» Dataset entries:
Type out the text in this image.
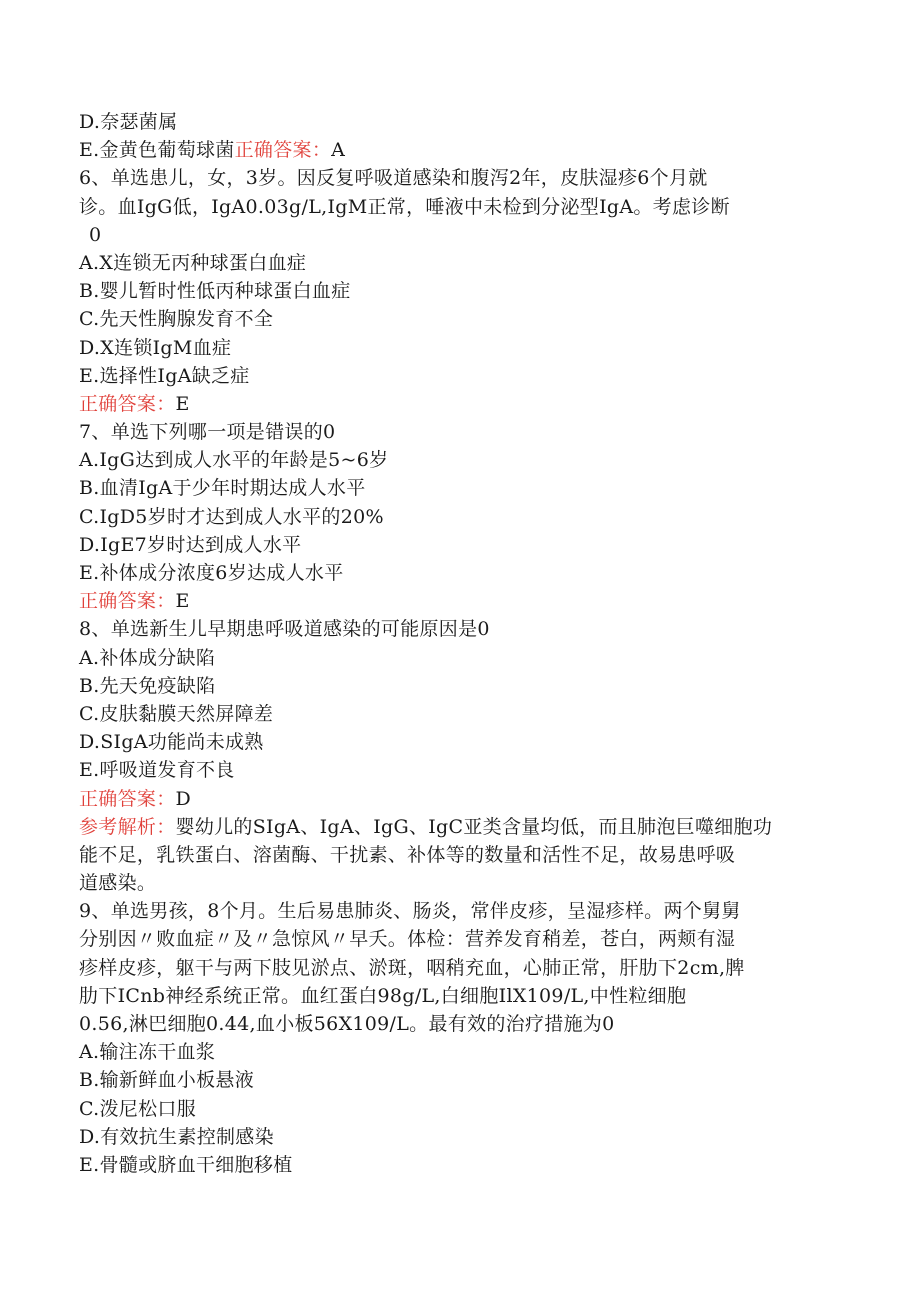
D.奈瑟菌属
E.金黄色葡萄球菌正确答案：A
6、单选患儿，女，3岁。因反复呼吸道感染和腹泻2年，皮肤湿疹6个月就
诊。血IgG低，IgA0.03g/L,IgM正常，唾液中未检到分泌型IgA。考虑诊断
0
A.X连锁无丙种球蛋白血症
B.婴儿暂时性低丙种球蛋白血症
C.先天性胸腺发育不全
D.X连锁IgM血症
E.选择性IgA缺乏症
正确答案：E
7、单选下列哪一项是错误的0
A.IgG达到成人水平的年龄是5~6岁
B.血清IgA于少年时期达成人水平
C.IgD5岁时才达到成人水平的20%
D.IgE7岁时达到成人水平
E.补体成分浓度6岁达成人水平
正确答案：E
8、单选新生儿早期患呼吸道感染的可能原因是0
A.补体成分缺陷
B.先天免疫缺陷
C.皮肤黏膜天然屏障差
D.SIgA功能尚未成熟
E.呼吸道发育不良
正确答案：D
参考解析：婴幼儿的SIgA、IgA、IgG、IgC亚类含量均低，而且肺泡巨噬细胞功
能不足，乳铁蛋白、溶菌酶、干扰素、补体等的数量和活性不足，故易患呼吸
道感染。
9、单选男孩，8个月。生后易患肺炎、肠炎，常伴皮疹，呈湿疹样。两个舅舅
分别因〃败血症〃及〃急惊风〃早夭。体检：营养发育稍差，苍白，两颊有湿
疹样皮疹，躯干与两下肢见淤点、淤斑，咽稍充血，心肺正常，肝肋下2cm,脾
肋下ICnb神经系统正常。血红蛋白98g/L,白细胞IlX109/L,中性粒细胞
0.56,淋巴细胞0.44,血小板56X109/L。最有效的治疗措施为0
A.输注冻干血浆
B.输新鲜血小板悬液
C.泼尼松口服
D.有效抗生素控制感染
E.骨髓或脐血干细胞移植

» The request:
Restate the data above word for word. Do not include the images.

» Task answer:
Type out the text in this image.
D.奈瑟菌属
E.金黄色葡萄球菌正确答案：A
6、单选患儿，女，3岁。因反复呼吸道感染和腹泻2年，皮肤湿疹6个月就
诊。血IgG低，IgA0.03g/L,IgM正常，唾液中未检到分泌型IgA。考虑诊断
0
A.X连锁无丙种球蛋白血症
B.婴儿暂时性低丙种球蛋白血症
C.先天性胸腺发育不全
D.X连锁IgM血症
E.选择性IgA缺乏症
正确答案：E
7、单选下列哪一项是错误的0
A.IgG达到成人水平的年龄是5~6岁
B.血清IgA于少年时期达成人水平
C.IgD5岁时才达到成人水平的20%
D.IgE7岁时达到成人水平
E.补体成分浓度6岁达成人水平
正确答案：E
8、单选新生儿早期患呼吸道感染的可能原因是0
A.补体成分缺陷
B.先天免疫缺陷
C.皮肤黏膜天然屏障差
D.SIgA功能尚未成熟
E.呼吸道发育不良
正确答案：D
参考解析：婴幼儿的SIgA、IgA、IgG、IgC亚类含量均低，而且肺泡巨噬细胞功
能不足，乳铁蛋白、溶菌酶、干扰素、补体等的数量和活性不足，故易患呼吸
道感染。
9、单选男孩，8个月。生后易患肺炎、肠炎，常伴皮疹，呈湿疹样。两个舅舅
分别因〃败血症〃及〃急惊风〃早夭。体检：营养发育稍差，苍白，两颊有湿
疹样皮疹，躯干与两下肢见淤点、淤斑，咽稍充血，心肺正常，肝肋下2cm,脾
肋下ICnb神经系统正常。血红蛋白98g/L,白细胞IlX109/L,中性粒细胞
0.56,淋巴细胞0.44,血小板56X109/L。最有效的治疗措施为0
A.输注冻干血浆
B.输新鲜血小板悬液
C.泼尼松口服
D.有效抗生素控制感染
E.骨髓或脐血干细胞移植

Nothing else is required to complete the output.